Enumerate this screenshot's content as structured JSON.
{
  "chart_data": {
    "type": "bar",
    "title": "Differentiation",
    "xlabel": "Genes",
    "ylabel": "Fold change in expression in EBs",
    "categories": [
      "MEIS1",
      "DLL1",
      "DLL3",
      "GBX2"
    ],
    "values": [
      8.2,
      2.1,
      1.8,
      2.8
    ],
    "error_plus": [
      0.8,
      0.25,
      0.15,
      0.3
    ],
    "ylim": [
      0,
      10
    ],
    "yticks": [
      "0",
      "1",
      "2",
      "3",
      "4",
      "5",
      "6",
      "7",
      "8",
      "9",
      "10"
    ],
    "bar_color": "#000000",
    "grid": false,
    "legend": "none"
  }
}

____________________

§ **Task directions**: Transcription of all the material must be exact.

§ **Response to the exercise**:
Enumerate this screenshot's content as structured JSON.
{
  "chart_data": {
    "type": "bar",
    "title": "Differentiation",
    "xlabel": "Genes",
    "ylabel": "Fold change in expression in EBs",
    "categories": [
      "MEIS1",
      "DLL1",
      "DLL3",
      "GBX2"
    ],
    "values": [
      8.2,
      2.1,
      1.8,
      2.8
    ],
    "error_plus": [
      0.8,
      0.25,
      0.15,
      0.3
    ],
    "ylim": [
      0,
      10
    ],
    "yticks": [
      "0",
      "1",
      "2",
      "3",
      "4",
      "5",
      "6",
      "7",
      "8",
      "9",
      "10"
    ],
    "bar_color": "#000000",
    "grid": false,
    "legend": "none"
  }
}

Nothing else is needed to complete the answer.